[Collected data entries]
· · · ·

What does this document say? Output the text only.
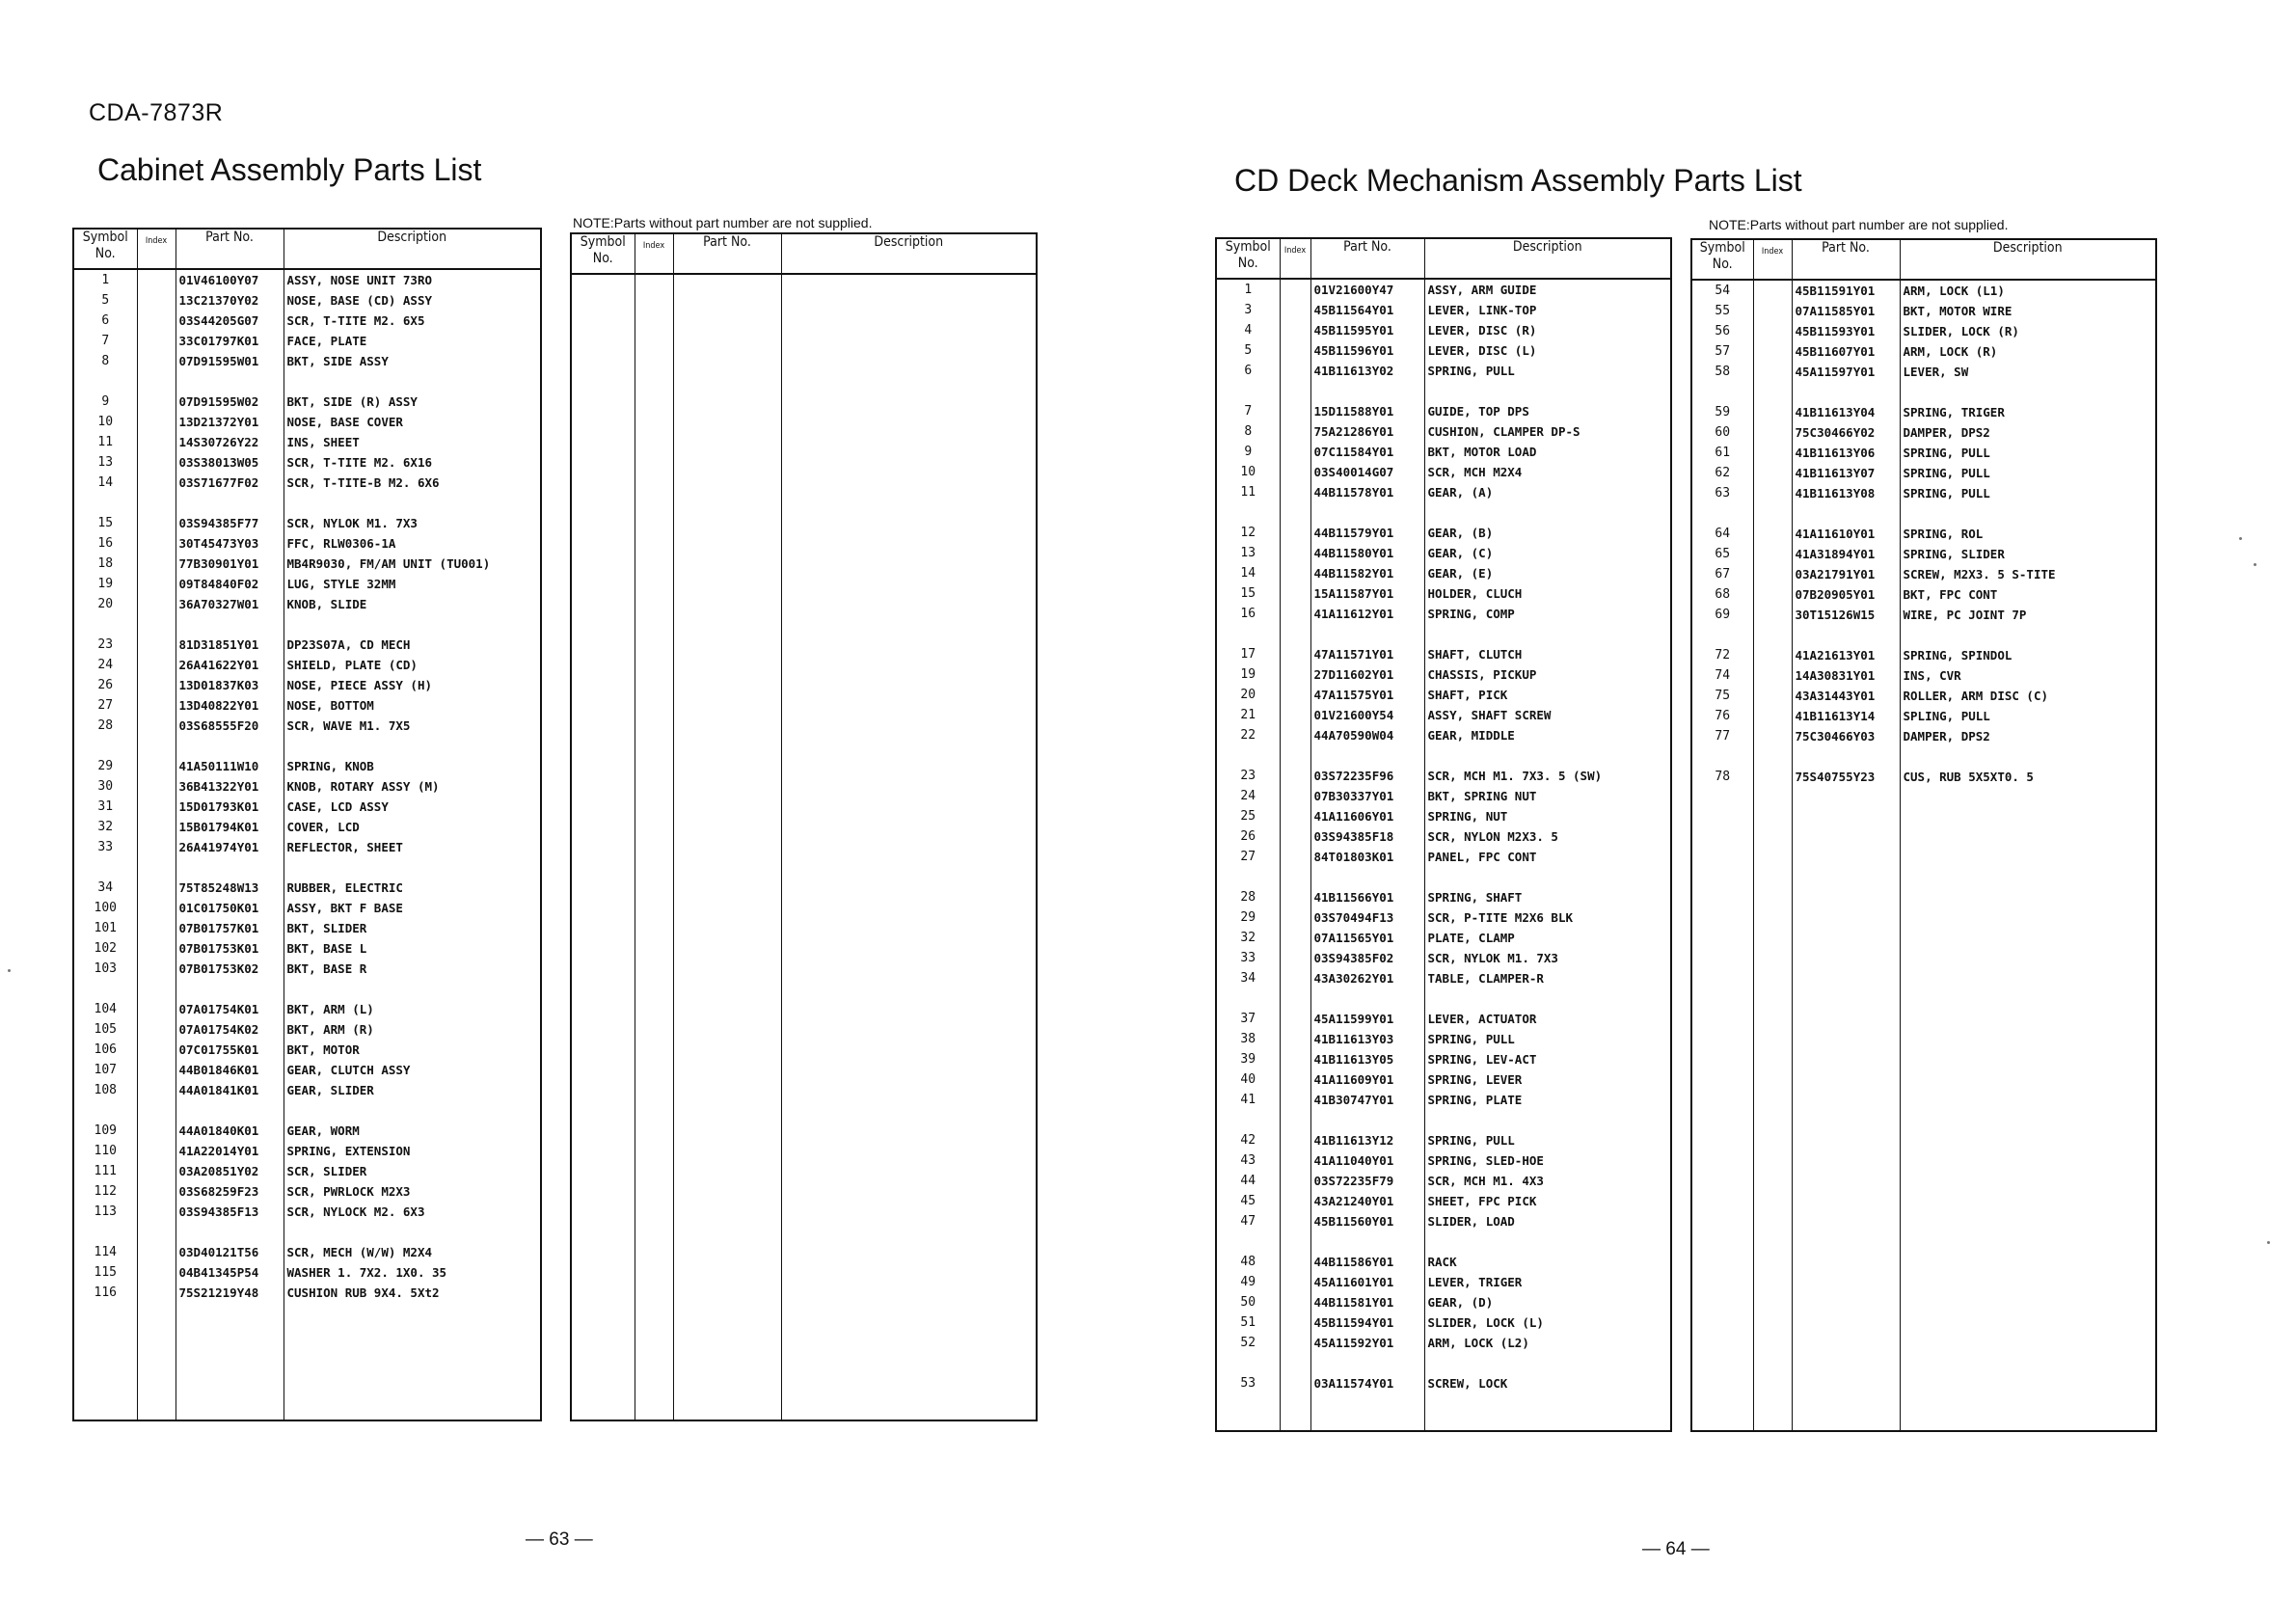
CDA-7873R
Cabinet Assembly Parts List	CD Deck Mechanism Assembly Parts List
NOTE:Parts without part number are not supplied.	NOTE:Parts without part number are not supplied.
Symbol No.	Index	Part No.	Description
1		01V46100Y07	ASSY, NOSE UNIT 73RO
5		13C21370Y02	NOSE, BASE (CD) ASSY
6		03S44205G07	SCR, T-TITE M2. 6X5
7		33C01797K01	FACE, PLATE
8		07D91595W01	BKT, SIDE ASSY

9		07D91595W02	BKT, SIDE (R) ASSY
10		13D21372Y01	NOSE, BASE COVER
11		14S30726Y22	INS, SHEET
13		03S38013W05	SCR, T-TITE M2. 6X16
14		03S71677F02	SCR, T-TITE-B M2. 6X6

15		03S94385F77	SCR, NYLOK M1. 7X3
16		30T45473Y03	FFC, RLW0306-1A
18		77B30901Y01	MB4R9030, FM/AM UNIT (TU001)
19		09T84840F02	LUG, STYLE 32MM
20		36A70327W01	KNOB, SLIDE

23		81D31851Y01	DP23S07A, CD MECH
24		26A41622Y01	SHIELD, PLATE (CD)
26		13D01837K03	NOSE, PIECE ASSY (H)
27		13D40822Y01	NOSE, BOTTOM
28		03S68555F20	SCR, WAVE M1. 7X5

29		41A50111W10	SPRING, KNOB
30		36B41322Y01	KNOB, ROTARY ASSY (M)
31		15D01793K01	CASE, LCD ASSY
32		15B01794K01	COVER, LCD
33		26A41974Y01	REFLECTOR, SHEET

34		75T85248W13	RUBBER, ELECTRIC
100		01C01750K01	ASSY, BKT F BASE
101		07B01757K01	BKT, SLIDER
102		07B01753K01	BKT, BASE L
103		07B01753K02	BKT, BASE R

104		07A01754K01	BKT, ARM (L)
105		07A01754K02	BKT, ARM (R)
106		07C01755K01	BKT, MOTOR
107		44B01846K01	GEAR, CLUTCH ASSY
108		44A01841K01	GEAR, SLIDER

109		44A01840K01	GEAR, WORM
110		41A22014Y01	SPRING, EXTENSION
111		03A20851Y02	SCR, SLIDER
112		03S68259F23	SCR, PWRLOCK M2X3
113		03S94385F13	SCR, NYLOCK M2. 6X3

114		03D40121T56	SCR, MECH (W/W) M2X4
115		04B41345P54	WASHER 1. 7X2. 1X0. 35
116		75S21219Y48	CUSHION RUB 9X4. 5Xt2

Symbol No.	Index	Part No.	Description
				Symbol No.	Index	Part No.	Description
1		01V21600Y47	ASSY, ARM GUIDE
3		45B11564Y01	LEVER, LINK-TOP
4		45B11595Y01	LEVER, DISC (R)
5		45B11596Y01	LEVER, DISC (L)
6		41B11613Y02	SPRING, PULL

7		15D11588Y01	GUIDE, TOP DPS
8		75A21286Y01	CUSHION, CLAMPER DP-S
9		07C11584Y01	BKT, MOTOR LOAD
10		03S40014G07	SCR, MCH M2X4
11		44B11578Y01	GEAR, (A)

12		44B11579Y01	GEAR, (B)
13		44B11580Y01	GEAR, (C)
14		44B11582Y01	GEAR, (E)
15		15A11587Y01	HOLDER, CLUCH
16		41A11612Y01	SPRING, COMP

17		47A11571Y01	SHAFT, CLUTCH
19		27D11602Y01	CHASSIS, PICKUP
20		47A11575Y01	SHAFT, PICK
21		01V21600Y54	ASSY, SHAFT SCREW
22		44A70590W04	GEAR, MIDDLE

23		03S72235F96	SCR, MCH M1. 7X3. 5 (SW)
24		07B30337Y01	BKT, SPRING NUT
25		41A11606Y01	SPRING, NUT
26		03S94385F18	SCR, NYLON M2X3. 5
27		84T01803K01	PANEL, FPC CONT

28		41B11566Y01	SPRING, SHAFT
29		03S70494F13	SCR, P-TITE M2X6 BLK
32		07A11565Y01	PLATE, CLAMP
33		03S94385F02	SCR, NYLOK M1. 7X3
34		43A30262Y01	TABLE, CLAMPER-R

37		45A11599Y01	LEVER, ACTUATOR
38		41B11613Y03	SPRING, PULL
39		41B11613Y05	SPRING, LEV-ACT
40		41A11609Y01	SPRING, LEVER
41		41B30747Y01	SPRING, PLATE

42		41B11613Y12	SPRING, PULL
43		41A11040Y01	SPRING, SLED-HOE
44		03S72235F79	SCR, MCH M1. 4X3
45		43A21240Y01	SHEET, FPC PICK
47		45B11560Y01	SLIDER, LOAD

48		44B11586Y01	RACK
49		45A11601Y01	LEVER, TRIGER
50		44B11581Y01	GEAR, (D)
51		45B11594Y01	SLIDER, LOCK (L)
52		45A11592Y01	ARM, LOCK (L2)

53		03A11574Y01	SCREW, LOCK

Symbol No.	Index	Part No.	Description
54		45B11591Y01	ARM, LOCK (L1)
55		07A11585Y01	BKT, MOTOR WIRE
56		45B11593Y01	SLIDER, LOCK (R)
57		45B11607Y01	ARM, LOCK (R)
58		45A11597Y01	LEVER, SW

59		41B11613Y04	SPRING, TRIGER
60		75C30466Y02	DAMPER, DPS2
61		41B11613Y06	SPRING, PULL
62		41B11613Y07	SPRING, PULL
63		41B11613Y08	SPRING, PULL

64		41A11610Y01	SPRING, ROL
65		41A31894Y01	SPRING, SLIDER
67		03A21791Y01	SCREW, M2X3. 5 S-TITE
68		07B20905Y01	BKT, FPC CONT
69		30T15126W15	WIRE, PC JOINT 7P

72		41A21613Y01	SPRING, SPINDOL
74		14A30831Y01	INS, CVR
75		43A31443Y01	ROLLER, ARM DISC (C)
76		41B11613Y14	SPLING, PULL
77		75C30466Y03	DAMPER, DPS2

78		75S40755Y23	CUS, RUB 5X5XT0. 5

— 63 —	— 64 —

· · · ·

▶ **Task goal**
What is the number of lines in the data that hold the word "SLIDER"? Reply with that number and nothing else.

▶ **Completed exercise**
7